→ Set task: Pull every line containing "Number" from the entries.

^^^^

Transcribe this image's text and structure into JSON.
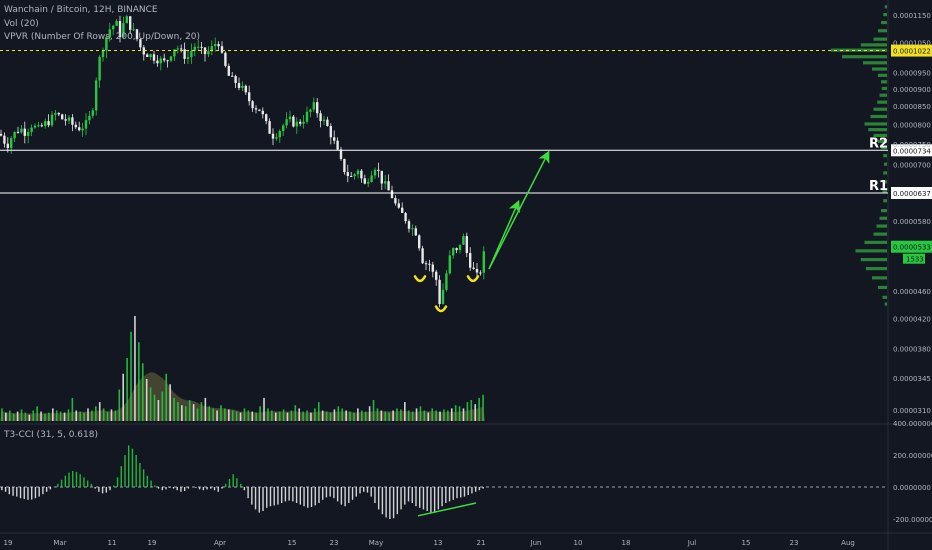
{
  "header": {
    "symbol_line": "Wanchain / Bitcoin, 12H, BINANCE",
    "vol_line": "Vol (20)",
    "vpvr_line": "VPVR (Number Of Rows, 200, Up/Down, 20)",
    "cci_line": "T3-CCI (31, 5, 0.618)"
  },
  "colors": {
    "background": "#131722",
    "up": "#26c83f",
    "down": "#e8e8e8",
    "accent_yellow": "#f2e21b",
    "arrow_green": "#3ddc3d",
    "price_tag_bg": "#26c83f",
    "current_line": "#f2e21b"
  },
  "chart_data": [
    {
      "type": "candlestick",
      "title": "Wanchain / Bitcoin, 12H, BINANCE",
      "y_axis": {
        "scale": "log",
        "range": [
          2.9e-05,
          0.0001185
        ],
        "tick_labels": [
          "0.0001150",
          "0.0001050",
          "0.0000950",
          "0.0000900",
          "0.0000850",
          "0.0000800",
          "0.0000750",
          "0.0000700",
          "0.0000580",
          "0.0000460",
          "0.0000420",
          "0.0000380",
          "0.0000345",
          "0.0000310"
        ]
      },
      "x_axis": {
        "tick_labels": [
          "19",
          "Mar",
          "11",
          "19",
          "Apr",
          "15",
          "23",
          "May",
          "13",
          "21",
          "Jun",
          "10",
          "18",
          "Jul",
          "15",
          "23",
          "Aug"
        ]
      },
      "close_path": [
        [
          0,
          7.75e-05
        ],
        [
          7,
          7.45e-05
        ],
        [
          12,
          7.7e-05
        ],
        [
          20,
          7.9e-05
        ],
        [
          25,
          7.8e-05
        ],
        [
          32,
          8e-05
        ],
        [
          38,
          7.85e-05
        ],
        [
          44,
          8e-05
        ],
        [
          50,
          8.1e-05
        ],
        [
          56,
          8.3e-05
        ],
        [
          62,
          8.15e-05
        ],
        [
          68,
          8.1e-05
        ],
        [
          74,
          7.95e-05
        ],
        [
          80,
          7.9e-05
        ],
        [
          86,
          8e-05
        ],
        [
          92,
          8.3e-05
        ],
        [
          96,
          9.3e-05
        ],
        [
          100,
          0.0001
        ],
        [
          104,
          0.000105
        ],
        [
          110,
          0.00011
        ],
        [
          116,
          0.000112
        ],
        [
          120,
          0.000108
        ],
        [
          126,
          0.000114
        ],
        [
          130,
          0.000111
        ],
        [
          136,
          0.000107
        ],
        [
          142,
          0.000102
        ],
        [
          148,
          0.000101
        ],
        [
          154,
          0.0001
        ],
        [
          160,
          9.9e-05
        ],
        [
          166,
          9.8e-05
        ],
        [
          170,
          0.000101
        ],
        [
          176,
          0.000104
        ],
        [
          182,
          0.000101
        ],
        [
          188,
          0.0001
        ],
        [
          194,
          0.000104
        ],
        [
          200,
          0.000102
        ],
        [
          206,
          0.000101
        ],
        [
          212,
          0.000103
        ],
        [
          218,
          0.000106
        ],
        [
          222,
          0.0001
        ],
        [
          226,
          9.6e-05
        ],
        [
          230,
          9.3e-05
        ],
        [
          236,
          9.2e-05
        ],
        [
          242,
          9e-05
        ],
        [
          248,
          8.7e-05
        ],
        [
          254,
          8.5e-05
        ],
        [
          260,
          8.4e-05
        ],
        [
          266,
          8e-05
        ],
        [
          272,
          7.7e-05
        ],
        [
          278,
          7.8e-05
        ],
        [
          284,
          8e-05
        ],
        [
          290,
          8.1e-05
        ],
        [
          296,
          8e-05
        ],
        [
          302,
          8.1e-05
        ],
        [
          308,
          8.3e-05
        ],
        [
          314,
          8.5e-05
        ],
        [
          320,
          8.2e-05
        ],
        [
          326,
          8e-05
        ],
        [
          330,
          7.8e-05
        ],
        [
          336,
          7.4e-05
        ],
        [
          340,
          7.1e-05
        ],
        [
          346,
          6.8e-05
        ],
        [
          352,
          6.7e-05
        ],
        [
          358,
          6.9e-05
        ],
        [
          364,
          6.5e-05
        ],
        [
          370,
          6.8e-05
        ],
        [
          376,
          7e-05
        ],
        [
          380,
          6.7e-05
        ],
        [
          386,
          6.5e-05
        ],
        [
          392,
          6.3e-05
        ],
        [
          398,
          6e-05
        ],
        [
          404,
          5.9e-05
        ],
        [
          410,
          5.7e-05
        ],
        [
          416,
          5.6e-05
        ],
        [
          420,
          5.3e-05
        ],
        [
          424,
          5e-05
        ],
        [
          428,
          5.1e-05
        ],
        [
          432,
          4.9e-05
        ],
        [
          436,
          4.8e-05
        ],
        [
          440,
          4.4e-05
        ],
        [
          444,
          4.7e-05
        ],
        [
          448,
          5e-05
        ],
        [
          452,
          5.3e-05
        ],
        [
          456,
          5.2e-05
        ],
        [
          460,
          5.4e-05
        ],
        [
          464,
          5.5e-05
        ],
        [
          468,
          5.1e-05
        ],
        [
          472,
          5e-05
        ],
        [
          476,
          4.8e-05
        ],
        [
          480,
          4.9e-05
        ],
        [
          484,
          5.2e-05
        ]
      ],
      "horizontal_lines": [
        {
          "label": "R2",
          "price": 7.34e-05,
          "price_label": "0.0000734"
        },
        {
          "label": "R1",
          "price": 6.37e-05,
          "price_label": "0.0000637"
        }
      ],
      "current_price_line": {
        "price": 0.0001022,
        "price_label": "0.0001022"
      },
      "last_price": {
        "price": 5.33e-05,
        "price_label": "0.0000533",
        "volume_label": "1533"
      },
      "annotations": [
        {
          "type": "smile",
          "x": 420,
          "price": 4.83e-05
        },
        {
          "type": "smile",
          "x": 441,
          "price": 4.37e-05
        },
        {
          "type": "smile",
          "x": 473,
          "price": 4.83e-05
        },
        {
          "type": "arrow",
          "from": [
            489,
            4.95e-05
          ],
          "to": [
            518,
            6.17e-05
          ]
        },
        {
          "type": "arrow",
          "from": [
            489,
            4.95e-05
          ],
          "to": [
            548,
            7.27e-05
          ]
        }
      ]
    },
    {
      "type": "bar",
      "title": "Vol (20)",
      "x_end": 485,
      "values": [
        12,
        8,
        10,
        7,
        9,
        11,
        8,
        6,
        10,
        14,
        9,
        7,
        8,
        12,
        10,
        9,
        8,
        11,
        22,
        10,
        9,
        8,
        12,
        10,
        14,
        18,
        12,
        9,
        11,
        10,
        30,
        45,
        60,
        85,
        100,
        75,
        55,
        40,
        32,
        25,
        20,
        28,
        45,
        35,
        22,
        18,
        15,
        14,
        20,
        16,
        12,
        18,
        22,
        14,
        12,
        10,
        15,
        12,
        11,
        10,
        9,
        8,
        12,
        10,
        9,
        8,
        14,
        22,
        12,
        10,
        8,
        9,
        11,
        8,
        10,
        15,
        12,
        9,
        10,
        8,
        12,
        18,
        10,
        9,
        8,
        11,
        14,
        12,
        10,
        9,
        8,
        12,
        10,
        9,
        14,
        20,
        12,
        10,
        9,
        8,
        10,
        12,
        11,
        18,
        10,
        9,
        12,
        14,
        10,
        8,
        12,
        10,
        9,
        11,
        10,
        12,
        15,
        14,
        12,
        18,
        20,
        16,
        22,
        25
      ],
      "ma_envelope": true
    },
    {
      "type": "bar",
      "title": "T3-CCI (31, 5, 0.618)",
      "y_axis": {
        "range": [
          -260,
          430
        ],
        "tick_labels": [
          "400.0000000",
          "200.0000000",
          "0.0000000",
          "-200.0000000"
        ]
      },
      "x_end": 485,
      "values": [
        -20,
        -30,
        -45,
        -55,
        -60,
        -70,
        -75,
        -80,
        -78,
        -70,
        -60,
        -45,
        -30,
        -15,
        0,
        20,
        45,
        70,
        90,
        100,
        95,
        80,
        60,
        40,
        20,
        -10,
        -30,
        -40,
        -35,
        -20,
        10,
        60,
        130,
        200,
        260,
        240,
        200,
        150,
        110,
        70,
        40,
        10,
        -10,
        -20,
        -15,
        -5,
        -10,
        -20,
        -30,
        -25,
        -10,
        0,
        -5,
        -15,
        -20,
        -15,
        -10,
        -20,
        -30,
        -10,
        20,
        50,
        80,
        55,
        20,
        -20,
        -70,
        -110,
        -140,
        -160,
        -150,
        -130,
        -120,
        -115,
        -110,
        -100,
        -90,
        -85,
        -90,
        -100,
        -110,
        -120,
        -130,
        -125,
        -115,
        -100,
        -80,
        -65,
        -60,
        -70,
        -90,
        -110,
        -120,
        -100,
        -80,
        -60,
        -40,
        -30,
        -35,
        -60,
        -100,
        -140,
        -170,
        -190,
        -200,
        -195,
        -170,
        -140,
        -110,
        -90,
        -100,
        -120,
        -130,
        -140,
        -150,
        -160,
        -155,
        -140,
        -120,
        -100,
        -90,
        -80,
        -70,
        -65,
        -60,
        -50,
        -40,
        -30,
        -20,
        -10
      ],
      "divergence_line": {
        "from": [
          418,
          -180
        ],
        "to": [
          476,
          -100
        ]
      },
      "zero_line": 0
    },
    {
      "type": "bar",
      "title": "VPVR (Number Of Rows, 200, Up/Down, 20)",
      "orientation": "horizontal",
      "profile": [
        [
          0.000118,
          0.03
        ],
        [
          0.000115,
          0.05
        ],
        [
          0.000112,
          0.08
        ],
        [
          0.000109,
          0.12
        ],
        [
          0.000106,
          0.18
        ],
        [
          0.000104,
          0.35
        ],
        [
          0.0001022,
          0.75
        ],
        [
          0.0001,
          0.6
        ],
        [
          9.8e-05,
          0.32
        ],
        [
          9.6e-05,
          0.2
        ],
        [
          9.4e-05,
          0.12
        ],
        [
          9.2e-05,
          0.08
        ],
        [
          9e-05,
          0.07
        ],
        [
          8.8e-05,
          0.1
        ],
        [
          8.6e-05,
          0.13
        ],
        [
          8.4e-05,
          0.18
        ],
        [
          8.2e-05,
          0.22
        ],
        [
          8e-05,
          0.3
        ],
        [
          7.85e-05,
          0.25
        ],
        [
          7.7e-05,
          0.18
        ],
        [
          7.55e-05,
          0.12
        ],
        [
          7.4e-05,
          0.08
        ],
        [
          7.2e-05,
          0.05
        ],
        [
          7e-05,
          0.04
        ],
        [
          6.8e-05,
          0.05
        ],
        [
          6.6e-05,
          0.04
        ],
        [
          6.4e-05,
          0.06
        ],
        [
          6.2e-05,
          0.05
        ],
        [
          6e-05,
          0.08
        ],
        [
          5.85e-05,
          0.1
        ],
        [
          5.7e-05,
          0.14
        ],
        [
          5.55e-05,
          0.18
        ],
        [
          5.4e-05,
          0.3
        ],
        [
          5.25e-05,
          0.42
        ],
        [
          5.1e-05,
          0.35
        ],
        [
          4.95e-05,
          0.28
        ],
        [
          4.8e-05,
          0.2
        ],
        [
          4.65e-05,
          0.12
        ],
        [
          4.5e-05,
          0.06
        ],
        [
          4.4e-05,
          0.03
        ]
      ]
    }
  ]
}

^^^^

→ Task result:
    "vpvr_line": "VPVR (Number Of Rows, 200, Up/Down, 20)",
      "title": "VPVR (Number Of Rows, 200, Up/Down, 20)",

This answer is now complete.